> [PROBLEM DESCRIPTION]: Compile every line that includes the word "Successfully".

> [ENTRIES SUPPLIED]:

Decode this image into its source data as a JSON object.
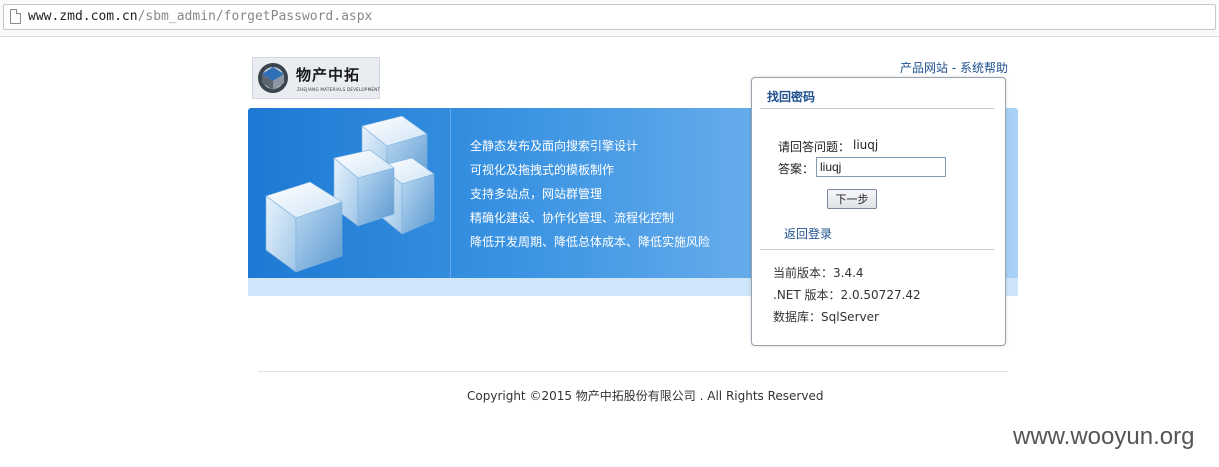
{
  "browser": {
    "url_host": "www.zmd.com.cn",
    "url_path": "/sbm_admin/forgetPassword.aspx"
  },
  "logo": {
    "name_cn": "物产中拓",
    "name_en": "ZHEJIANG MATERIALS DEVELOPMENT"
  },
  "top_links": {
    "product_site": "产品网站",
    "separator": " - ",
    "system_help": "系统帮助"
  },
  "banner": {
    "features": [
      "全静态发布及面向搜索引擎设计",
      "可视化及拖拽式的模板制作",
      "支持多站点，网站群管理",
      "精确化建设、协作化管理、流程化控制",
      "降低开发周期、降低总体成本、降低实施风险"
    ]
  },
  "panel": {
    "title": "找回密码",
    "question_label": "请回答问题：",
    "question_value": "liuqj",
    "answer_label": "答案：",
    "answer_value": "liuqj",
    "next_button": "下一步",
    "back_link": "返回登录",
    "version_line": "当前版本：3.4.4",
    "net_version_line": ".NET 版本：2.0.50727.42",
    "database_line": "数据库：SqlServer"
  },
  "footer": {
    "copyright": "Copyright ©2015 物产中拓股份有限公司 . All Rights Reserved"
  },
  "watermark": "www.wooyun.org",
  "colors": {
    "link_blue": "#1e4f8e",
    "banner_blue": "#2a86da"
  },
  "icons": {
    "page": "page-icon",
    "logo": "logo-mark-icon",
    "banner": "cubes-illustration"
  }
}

* * *

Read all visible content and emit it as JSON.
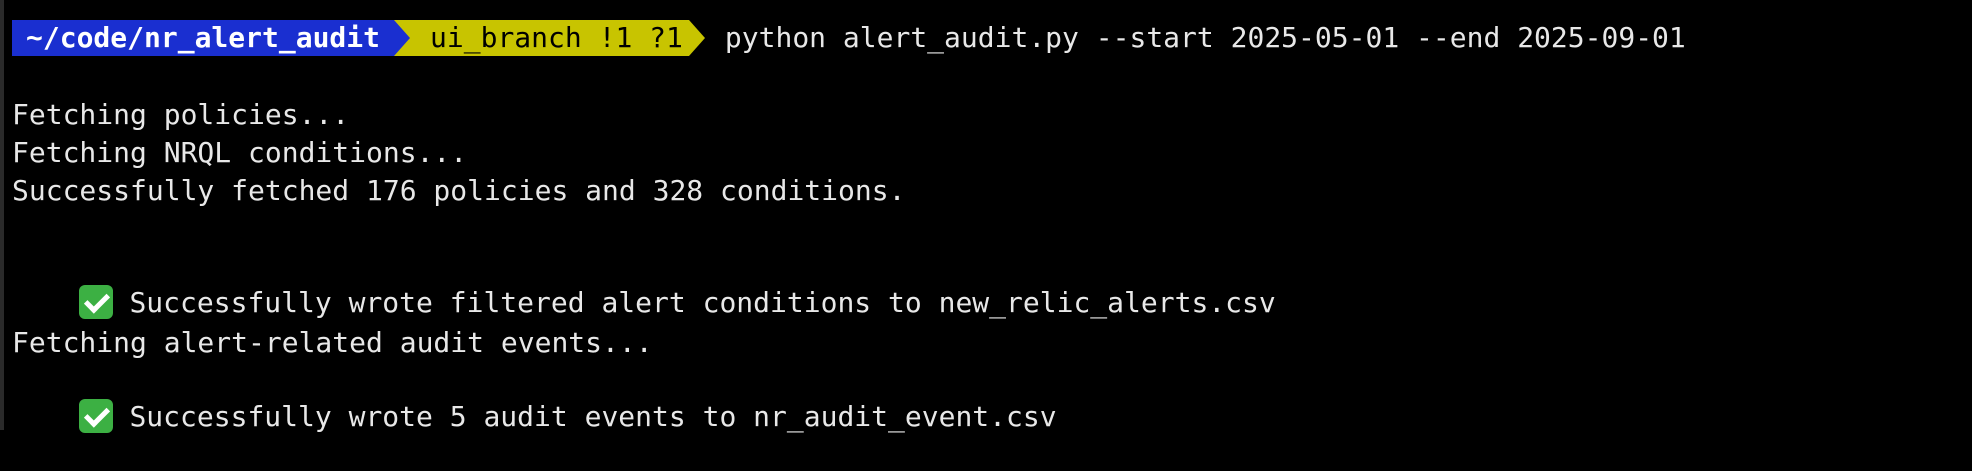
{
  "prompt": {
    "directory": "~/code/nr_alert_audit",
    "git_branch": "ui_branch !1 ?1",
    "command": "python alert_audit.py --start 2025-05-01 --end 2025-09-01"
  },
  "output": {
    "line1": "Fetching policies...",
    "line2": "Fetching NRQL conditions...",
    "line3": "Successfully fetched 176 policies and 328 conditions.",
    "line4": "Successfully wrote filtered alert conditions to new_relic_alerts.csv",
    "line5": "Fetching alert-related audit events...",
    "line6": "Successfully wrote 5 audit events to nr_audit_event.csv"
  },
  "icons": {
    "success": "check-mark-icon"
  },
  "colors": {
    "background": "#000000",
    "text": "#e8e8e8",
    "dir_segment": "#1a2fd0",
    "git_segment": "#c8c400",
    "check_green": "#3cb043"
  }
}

> [EXPECTED OUTPUT]:
    "line3": "Successfully fetched 176 policies and 328 conditions.",
    "line4": "Successfully wrote filtered alert conditions to new_relic_alerts.csv",
    "line6": "Successfully wrote 5 audit events to nr_audit_event.csv"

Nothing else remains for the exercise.